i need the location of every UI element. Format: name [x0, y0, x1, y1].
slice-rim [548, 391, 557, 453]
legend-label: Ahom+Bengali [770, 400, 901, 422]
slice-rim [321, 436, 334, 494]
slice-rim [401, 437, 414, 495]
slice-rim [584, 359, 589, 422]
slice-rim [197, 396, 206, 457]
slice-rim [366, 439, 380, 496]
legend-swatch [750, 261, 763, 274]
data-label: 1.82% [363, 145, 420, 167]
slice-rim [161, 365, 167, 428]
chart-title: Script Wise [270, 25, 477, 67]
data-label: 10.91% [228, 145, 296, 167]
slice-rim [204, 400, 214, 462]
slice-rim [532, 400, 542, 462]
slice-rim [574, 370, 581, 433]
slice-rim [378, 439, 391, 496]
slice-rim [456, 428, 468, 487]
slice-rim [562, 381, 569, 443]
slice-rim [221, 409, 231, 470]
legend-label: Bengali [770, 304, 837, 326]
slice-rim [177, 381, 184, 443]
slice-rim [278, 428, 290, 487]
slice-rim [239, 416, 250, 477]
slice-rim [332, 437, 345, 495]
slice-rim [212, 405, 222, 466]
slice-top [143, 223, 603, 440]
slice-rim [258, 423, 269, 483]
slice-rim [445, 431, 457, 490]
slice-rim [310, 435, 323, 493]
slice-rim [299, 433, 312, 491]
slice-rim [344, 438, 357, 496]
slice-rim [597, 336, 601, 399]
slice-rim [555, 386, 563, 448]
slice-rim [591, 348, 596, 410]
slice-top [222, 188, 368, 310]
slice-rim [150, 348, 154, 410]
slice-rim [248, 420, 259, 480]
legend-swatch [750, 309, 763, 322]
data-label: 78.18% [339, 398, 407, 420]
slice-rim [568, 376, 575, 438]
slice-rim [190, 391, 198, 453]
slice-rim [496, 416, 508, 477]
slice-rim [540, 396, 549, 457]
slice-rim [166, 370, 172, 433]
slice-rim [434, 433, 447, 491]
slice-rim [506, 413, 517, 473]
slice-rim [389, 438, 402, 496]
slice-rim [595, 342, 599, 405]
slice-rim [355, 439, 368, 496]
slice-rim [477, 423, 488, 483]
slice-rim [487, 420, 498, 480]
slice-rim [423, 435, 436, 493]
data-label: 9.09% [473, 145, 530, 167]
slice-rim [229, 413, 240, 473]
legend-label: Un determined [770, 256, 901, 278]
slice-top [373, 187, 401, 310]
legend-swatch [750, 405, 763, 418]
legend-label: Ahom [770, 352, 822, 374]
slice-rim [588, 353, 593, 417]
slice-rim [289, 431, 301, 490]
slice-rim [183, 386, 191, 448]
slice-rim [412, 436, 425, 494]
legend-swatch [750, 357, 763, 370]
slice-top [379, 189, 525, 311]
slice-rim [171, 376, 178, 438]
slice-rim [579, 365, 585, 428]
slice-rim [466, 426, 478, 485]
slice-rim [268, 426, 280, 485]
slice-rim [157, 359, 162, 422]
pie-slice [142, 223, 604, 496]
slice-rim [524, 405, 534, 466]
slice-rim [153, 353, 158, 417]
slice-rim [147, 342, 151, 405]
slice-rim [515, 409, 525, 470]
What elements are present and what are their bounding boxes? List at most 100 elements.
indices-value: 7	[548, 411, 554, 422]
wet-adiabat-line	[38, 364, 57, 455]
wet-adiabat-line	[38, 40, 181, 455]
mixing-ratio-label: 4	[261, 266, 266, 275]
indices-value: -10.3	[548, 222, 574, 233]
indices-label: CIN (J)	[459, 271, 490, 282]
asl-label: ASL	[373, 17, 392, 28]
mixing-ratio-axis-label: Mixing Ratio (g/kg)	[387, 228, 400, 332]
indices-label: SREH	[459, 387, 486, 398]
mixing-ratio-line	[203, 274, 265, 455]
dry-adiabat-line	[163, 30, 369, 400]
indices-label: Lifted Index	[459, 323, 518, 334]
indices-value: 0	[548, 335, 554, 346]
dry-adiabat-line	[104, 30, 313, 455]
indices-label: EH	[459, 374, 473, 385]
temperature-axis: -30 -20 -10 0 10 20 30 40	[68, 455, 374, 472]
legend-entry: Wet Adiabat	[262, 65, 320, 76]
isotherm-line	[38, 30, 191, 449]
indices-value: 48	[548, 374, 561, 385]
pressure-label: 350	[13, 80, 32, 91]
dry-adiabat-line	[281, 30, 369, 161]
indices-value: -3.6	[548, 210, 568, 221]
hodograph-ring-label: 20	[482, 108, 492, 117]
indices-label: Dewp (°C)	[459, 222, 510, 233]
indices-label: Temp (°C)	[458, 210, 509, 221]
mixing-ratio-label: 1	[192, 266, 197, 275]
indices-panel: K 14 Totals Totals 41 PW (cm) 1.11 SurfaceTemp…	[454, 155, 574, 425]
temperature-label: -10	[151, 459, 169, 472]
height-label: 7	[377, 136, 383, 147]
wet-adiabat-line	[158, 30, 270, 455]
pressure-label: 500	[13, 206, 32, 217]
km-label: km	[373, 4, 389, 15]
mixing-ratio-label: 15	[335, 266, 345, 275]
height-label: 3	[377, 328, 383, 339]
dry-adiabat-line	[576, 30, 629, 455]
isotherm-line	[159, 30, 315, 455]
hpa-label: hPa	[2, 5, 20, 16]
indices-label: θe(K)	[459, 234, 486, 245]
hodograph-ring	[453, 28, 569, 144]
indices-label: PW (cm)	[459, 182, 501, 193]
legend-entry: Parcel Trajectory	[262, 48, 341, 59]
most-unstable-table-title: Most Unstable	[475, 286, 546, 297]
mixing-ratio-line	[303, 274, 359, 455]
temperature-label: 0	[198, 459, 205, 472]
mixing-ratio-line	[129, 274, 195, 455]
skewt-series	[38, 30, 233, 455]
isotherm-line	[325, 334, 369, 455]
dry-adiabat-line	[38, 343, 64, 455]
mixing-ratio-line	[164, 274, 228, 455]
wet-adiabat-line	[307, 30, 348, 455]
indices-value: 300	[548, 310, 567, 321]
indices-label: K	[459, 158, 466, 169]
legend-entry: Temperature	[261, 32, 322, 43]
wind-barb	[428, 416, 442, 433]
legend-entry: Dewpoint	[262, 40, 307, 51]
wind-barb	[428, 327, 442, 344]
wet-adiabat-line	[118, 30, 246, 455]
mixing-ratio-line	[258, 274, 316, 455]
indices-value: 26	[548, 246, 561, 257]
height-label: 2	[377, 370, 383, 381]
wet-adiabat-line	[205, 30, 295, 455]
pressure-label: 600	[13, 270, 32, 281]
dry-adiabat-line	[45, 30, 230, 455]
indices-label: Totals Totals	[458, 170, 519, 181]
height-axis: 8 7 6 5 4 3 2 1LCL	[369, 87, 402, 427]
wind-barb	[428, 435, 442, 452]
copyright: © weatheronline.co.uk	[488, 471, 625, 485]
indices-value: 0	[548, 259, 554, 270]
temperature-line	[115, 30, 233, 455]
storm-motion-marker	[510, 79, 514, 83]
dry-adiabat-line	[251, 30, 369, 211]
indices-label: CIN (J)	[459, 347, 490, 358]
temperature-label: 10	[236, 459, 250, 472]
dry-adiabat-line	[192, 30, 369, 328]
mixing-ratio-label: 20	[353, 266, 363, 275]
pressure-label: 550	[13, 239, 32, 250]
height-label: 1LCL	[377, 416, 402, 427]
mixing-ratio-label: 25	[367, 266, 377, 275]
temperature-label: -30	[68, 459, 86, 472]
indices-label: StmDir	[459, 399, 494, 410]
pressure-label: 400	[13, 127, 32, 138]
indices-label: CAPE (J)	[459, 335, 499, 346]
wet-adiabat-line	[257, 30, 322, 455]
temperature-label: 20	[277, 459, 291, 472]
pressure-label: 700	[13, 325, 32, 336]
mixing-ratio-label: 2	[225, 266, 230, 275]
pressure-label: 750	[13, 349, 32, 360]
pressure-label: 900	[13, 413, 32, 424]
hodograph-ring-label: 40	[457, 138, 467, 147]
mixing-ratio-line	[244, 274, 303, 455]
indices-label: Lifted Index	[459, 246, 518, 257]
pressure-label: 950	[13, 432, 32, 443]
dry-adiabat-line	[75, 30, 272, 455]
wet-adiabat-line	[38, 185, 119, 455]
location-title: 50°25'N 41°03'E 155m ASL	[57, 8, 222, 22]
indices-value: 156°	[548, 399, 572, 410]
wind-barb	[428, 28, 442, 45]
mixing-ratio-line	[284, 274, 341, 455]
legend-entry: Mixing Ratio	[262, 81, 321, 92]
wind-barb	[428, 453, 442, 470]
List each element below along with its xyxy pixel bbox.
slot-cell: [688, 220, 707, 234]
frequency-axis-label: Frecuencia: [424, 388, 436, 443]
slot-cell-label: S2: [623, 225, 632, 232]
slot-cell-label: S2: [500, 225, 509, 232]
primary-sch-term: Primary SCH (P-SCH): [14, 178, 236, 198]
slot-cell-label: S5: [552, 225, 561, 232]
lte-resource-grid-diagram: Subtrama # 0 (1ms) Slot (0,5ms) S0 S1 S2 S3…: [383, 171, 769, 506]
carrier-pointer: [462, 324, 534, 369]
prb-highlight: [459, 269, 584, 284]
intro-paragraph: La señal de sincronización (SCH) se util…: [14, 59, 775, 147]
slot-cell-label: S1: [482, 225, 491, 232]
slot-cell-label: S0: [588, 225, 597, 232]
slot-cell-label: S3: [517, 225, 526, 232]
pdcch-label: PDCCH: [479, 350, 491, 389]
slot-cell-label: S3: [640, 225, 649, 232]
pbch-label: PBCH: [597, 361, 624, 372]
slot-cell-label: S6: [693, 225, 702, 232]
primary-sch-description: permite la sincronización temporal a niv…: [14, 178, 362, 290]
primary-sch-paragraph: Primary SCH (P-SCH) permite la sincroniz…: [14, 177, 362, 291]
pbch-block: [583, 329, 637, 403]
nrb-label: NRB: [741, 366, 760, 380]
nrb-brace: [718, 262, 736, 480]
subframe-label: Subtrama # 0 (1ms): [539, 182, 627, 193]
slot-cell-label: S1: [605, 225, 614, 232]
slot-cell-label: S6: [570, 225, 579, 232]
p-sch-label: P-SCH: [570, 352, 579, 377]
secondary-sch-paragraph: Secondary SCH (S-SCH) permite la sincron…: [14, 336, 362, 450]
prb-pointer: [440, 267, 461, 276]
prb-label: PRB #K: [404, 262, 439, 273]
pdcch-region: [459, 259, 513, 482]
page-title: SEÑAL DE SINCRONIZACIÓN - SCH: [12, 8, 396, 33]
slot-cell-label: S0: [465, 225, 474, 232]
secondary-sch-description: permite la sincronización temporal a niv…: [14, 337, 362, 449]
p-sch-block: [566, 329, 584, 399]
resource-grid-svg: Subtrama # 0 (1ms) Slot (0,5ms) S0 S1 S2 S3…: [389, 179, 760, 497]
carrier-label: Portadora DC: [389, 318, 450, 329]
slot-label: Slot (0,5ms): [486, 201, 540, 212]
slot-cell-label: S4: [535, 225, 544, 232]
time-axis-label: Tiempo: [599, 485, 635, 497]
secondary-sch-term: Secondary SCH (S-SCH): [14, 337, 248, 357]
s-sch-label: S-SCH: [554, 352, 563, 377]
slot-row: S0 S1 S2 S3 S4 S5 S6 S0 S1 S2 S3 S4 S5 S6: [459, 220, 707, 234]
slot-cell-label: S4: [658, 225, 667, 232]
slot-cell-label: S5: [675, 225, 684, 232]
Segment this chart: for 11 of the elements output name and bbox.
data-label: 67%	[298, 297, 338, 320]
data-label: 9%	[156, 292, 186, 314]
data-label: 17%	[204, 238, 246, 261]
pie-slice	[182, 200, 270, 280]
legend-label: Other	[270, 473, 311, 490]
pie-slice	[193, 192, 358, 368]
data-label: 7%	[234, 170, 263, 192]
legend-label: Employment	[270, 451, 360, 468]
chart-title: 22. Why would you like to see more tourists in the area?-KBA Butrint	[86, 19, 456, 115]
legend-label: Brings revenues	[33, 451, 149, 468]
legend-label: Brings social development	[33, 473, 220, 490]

================

**What the task requires:** Rewrite the items from the first line through the line with "slice-rim [366, 439, 380, 496]", changing "legend-label" to "legend-text" and keeping every other character the same.

**Problem solution:**
i need the location of every UI element. Format: name [x0, y0, x1, y1].
slice-rim [548, 391, 557, 453]
legend-text: Ahom+Bengali [770, 400, 901, 422]
slice-rim [321, 436, 334, 494]
slice-rim [401, 437, 414, 495]
slice-rim [584, 359, 589, 422]
slice-rim [197, 396, 206, 457]
slice-rim [366, 439, 380, 496]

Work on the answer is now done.